* _The input_
···
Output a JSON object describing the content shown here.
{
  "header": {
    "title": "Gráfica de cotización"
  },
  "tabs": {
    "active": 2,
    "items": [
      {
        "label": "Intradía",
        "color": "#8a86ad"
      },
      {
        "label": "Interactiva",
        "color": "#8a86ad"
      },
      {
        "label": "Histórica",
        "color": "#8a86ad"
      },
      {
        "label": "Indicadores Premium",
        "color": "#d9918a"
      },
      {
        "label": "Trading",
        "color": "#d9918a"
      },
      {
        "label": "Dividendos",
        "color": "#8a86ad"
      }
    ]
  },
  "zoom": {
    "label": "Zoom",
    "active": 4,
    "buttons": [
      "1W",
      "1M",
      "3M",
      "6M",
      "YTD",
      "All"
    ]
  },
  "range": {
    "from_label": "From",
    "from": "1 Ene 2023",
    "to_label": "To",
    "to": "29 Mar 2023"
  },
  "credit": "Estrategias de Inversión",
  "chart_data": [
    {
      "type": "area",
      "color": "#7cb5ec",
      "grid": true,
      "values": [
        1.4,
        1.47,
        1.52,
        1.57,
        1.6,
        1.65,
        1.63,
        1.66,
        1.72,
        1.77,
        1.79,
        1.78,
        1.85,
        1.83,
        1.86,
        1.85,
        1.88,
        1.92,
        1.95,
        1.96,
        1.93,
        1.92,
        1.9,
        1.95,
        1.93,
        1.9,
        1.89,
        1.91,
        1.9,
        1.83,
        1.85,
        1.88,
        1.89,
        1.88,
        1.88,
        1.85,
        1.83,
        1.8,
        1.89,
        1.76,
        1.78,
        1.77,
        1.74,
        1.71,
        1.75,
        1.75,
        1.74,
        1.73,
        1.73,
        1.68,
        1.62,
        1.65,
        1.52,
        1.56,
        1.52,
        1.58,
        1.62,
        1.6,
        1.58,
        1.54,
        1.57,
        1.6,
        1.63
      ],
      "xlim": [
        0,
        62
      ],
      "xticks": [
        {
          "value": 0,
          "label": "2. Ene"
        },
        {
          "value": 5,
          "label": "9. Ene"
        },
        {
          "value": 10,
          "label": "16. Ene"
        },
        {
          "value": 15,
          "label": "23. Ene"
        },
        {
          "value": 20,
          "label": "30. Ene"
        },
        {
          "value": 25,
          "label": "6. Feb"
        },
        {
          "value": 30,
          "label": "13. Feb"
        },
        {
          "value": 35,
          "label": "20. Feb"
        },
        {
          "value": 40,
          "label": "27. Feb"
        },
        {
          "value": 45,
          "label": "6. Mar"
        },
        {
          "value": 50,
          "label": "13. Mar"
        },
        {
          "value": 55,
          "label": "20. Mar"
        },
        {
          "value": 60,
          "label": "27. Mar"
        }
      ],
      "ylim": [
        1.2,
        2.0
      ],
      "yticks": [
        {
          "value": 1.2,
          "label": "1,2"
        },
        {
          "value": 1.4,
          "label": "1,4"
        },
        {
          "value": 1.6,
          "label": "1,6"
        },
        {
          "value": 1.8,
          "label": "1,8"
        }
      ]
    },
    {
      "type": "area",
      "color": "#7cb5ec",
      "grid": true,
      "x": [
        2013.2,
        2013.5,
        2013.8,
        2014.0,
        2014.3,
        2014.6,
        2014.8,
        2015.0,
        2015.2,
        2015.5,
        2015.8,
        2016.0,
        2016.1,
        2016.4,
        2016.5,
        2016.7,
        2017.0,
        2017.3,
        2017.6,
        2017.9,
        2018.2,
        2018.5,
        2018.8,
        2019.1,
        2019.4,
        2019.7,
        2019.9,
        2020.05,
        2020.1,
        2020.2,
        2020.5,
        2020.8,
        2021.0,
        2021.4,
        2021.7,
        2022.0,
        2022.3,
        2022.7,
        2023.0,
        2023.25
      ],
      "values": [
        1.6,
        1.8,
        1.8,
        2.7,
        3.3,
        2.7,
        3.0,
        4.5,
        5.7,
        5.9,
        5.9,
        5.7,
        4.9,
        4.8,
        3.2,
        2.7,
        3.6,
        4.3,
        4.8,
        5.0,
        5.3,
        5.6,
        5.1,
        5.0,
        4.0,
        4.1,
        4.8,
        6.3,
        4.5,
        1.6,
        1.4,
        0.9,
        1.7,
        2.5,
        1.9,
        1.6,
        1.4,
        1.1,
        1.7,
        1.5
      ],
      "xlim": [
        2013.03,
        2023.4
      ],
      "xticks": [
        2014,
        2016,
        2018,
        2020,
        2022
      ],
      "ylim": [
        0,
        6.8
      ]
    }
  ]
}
···
* _Short task_
Go back to the listing above and please repeat it exactly.

* _Exercise output_
Output a JSON object describing the content shown here.
{
  "header": {
    "title": "Gráfica de cotización"
  },
  "tabs": {
    "active": 2,
    "items": [
      {
        "label": "Intradía",
        "color": "#8a86ad"
      },
      {
        "label": "Interactiva",
        "color": "#8a86ad"
      },
      {
        "label": "Histórica",
        "color": "#8a86ad"
      },
      {
        "label": "Indicadores Premium",
        "color": "#d9918a"
      },
      {
        "label": "Trading",
        "color": "#d9918a"
      },
      {
        "label": "Dividendos",
        "color": "#8a86ad"
      }
    ]
  },
  "zoom": {
    "label": "Zoom",
    "active": 4,
    "buttons": [
      "1W",
      "1M",
      "3M",
      "6M",
      "YTD",
      "All"
    ]
  },
  "range": {
    "from_label": "From",
    "from": "1 Ene 2023",
    "to_label": "To",
    "to": "29 Mar 2023"
  },
  "credit": "Estrategias de Inversión",
  "chart_data": [
    {
      "type": "area",
      "color": "#7cb5ec",
      "grid": true,
      "values": [
        1.4,
        1.47,
        1.52,
        1.57,
        1.6,
        1.65,
        1.63,
        1.66,
        1.72,
        1.77,
        1.79,
        1.78,
        1.85,
        1.83,
        1.86,
        1.85,
        1.88,
        1.92,
        1.95,
        1.96,
        1.93,
        1.92,
        1.9,
        1.95,
        1.93,
        1.9,
        1.89,
        1.91,
        1.9,
        1.83,
        1.85,
        1.88,
        1.89,
        1.88,
        1.88,
        1.85,
        1.83,
        1.8,
        1.89,
        1.76,
        1.78,
        1.77,
        1.74,
        1.71,
        1.75,
        1.75,
        1.74,
        1.73,
        1.73,
        1.68,
        1.62,
        1.65,
        1.52,
        1.56,
        1.52,
        1.58,
        1.62,
        1.6,
        1.58,
        1.54,
        1.57,
        1.6,
        1.63
      ],
      "xlim": [
        0,
        62
      ],
      "xticks": [
        {
          "value": 0,
          "label": "2. Ene"
        },
        {
          "value": 5,
          "label": "9. Ene"
        },
        {
          "value": 10,
          "label": "16. Ene"
        },
        {
          "value": 15,
          "label": "23. Ene"
        },
        {
          "value": 20,
          "label": "30. Ene"
        },
        {
          "value": 25,
          "label": "6. Feb"
        },
        {
          "value": 30,
          "label": "13. Feb"
        },
        {
          "value": 35,
          "label": "20. Feb"
        },
        {
          "value": 40,
          "label": "27. Feb"
        },
        {
          "value": 45,
          "label": "6. Mar"
        },
        {
          "value": 50,
          "label": "13. Mar"
        },
        {
          "value": 55,
          "label": "20. Mar"
        },
        {
          "value": 60,
          "label": "27. Mar"
        }
      ],
      "ylim": [
        1.2,
        2.0
      ],
      "yticks": [
        {
          "value": 1.2,
          "label": "1,2"
        },
        {
          "value": 1.4,
          "label": "1,4"
        },
        {
          "value": 1.6,
          "label": "1,6"
        },
        {
          "value": 1.8,
          "label": "1,8"
        }
      ]
    },
    {
      "type": "area",
      "color": "#7cb5ec",
      "grid": true,
      "x": [
        2013.2,
        2013.5,
        2013.8,
        2014.0,
        2014.3,
        2014.6,
        2014.8,
        2015.0,
        2015.2,
        2015.5,
        2015.8,
        2016.0,
        2016.1,
        2016.4,
        2016.5,
        2016.7,
        2017.0,
        2017.3,
        2017.6,
        2017.9,
        2018.2,
        2018.5,
        2018.8,
        2019.1,
        2019.4,
        2019.7,
        2019.9,
        2020.05,
        2020.1,
        2020.2,
        2020.5,
        2020.8,
        2021.0,
        2021.4,
        2021.7,
        2022.0,
        2022.3,
        2022.7,
        2023.0,
        2023.25
      ],
      "values": [
        1.6,
        1.8,
        1.8,
        2.7,
        3.3,
        2.7,
        3.0,
        4.5,
        5.7,
        5.9,
        5.9,
        5.7,
        4.9,
        4.8,
        3.2,
        2.7,
        3.6,
        4.3,
        4.8,
        5.0,
        5.3,
        5.6,
        5.1,
        5.0,
        4.0,
        4.1,
        4.8,
        6.3,
        4.5,
        1.6,
        1.4,
        0.9,
        1.7,
        2.5,
        1.9,
        1.6,
        1.4,
        1.1,
        1.7,
        1.5
      ],
      "xlim": [
        2013.03,
        2023.4
      ],
      "xticks": [
        2014,
        2016,
        2018,
        2020,
        2022
      ],
      "ylim": [
        0,
        6.8
      ]
    }
  ]
}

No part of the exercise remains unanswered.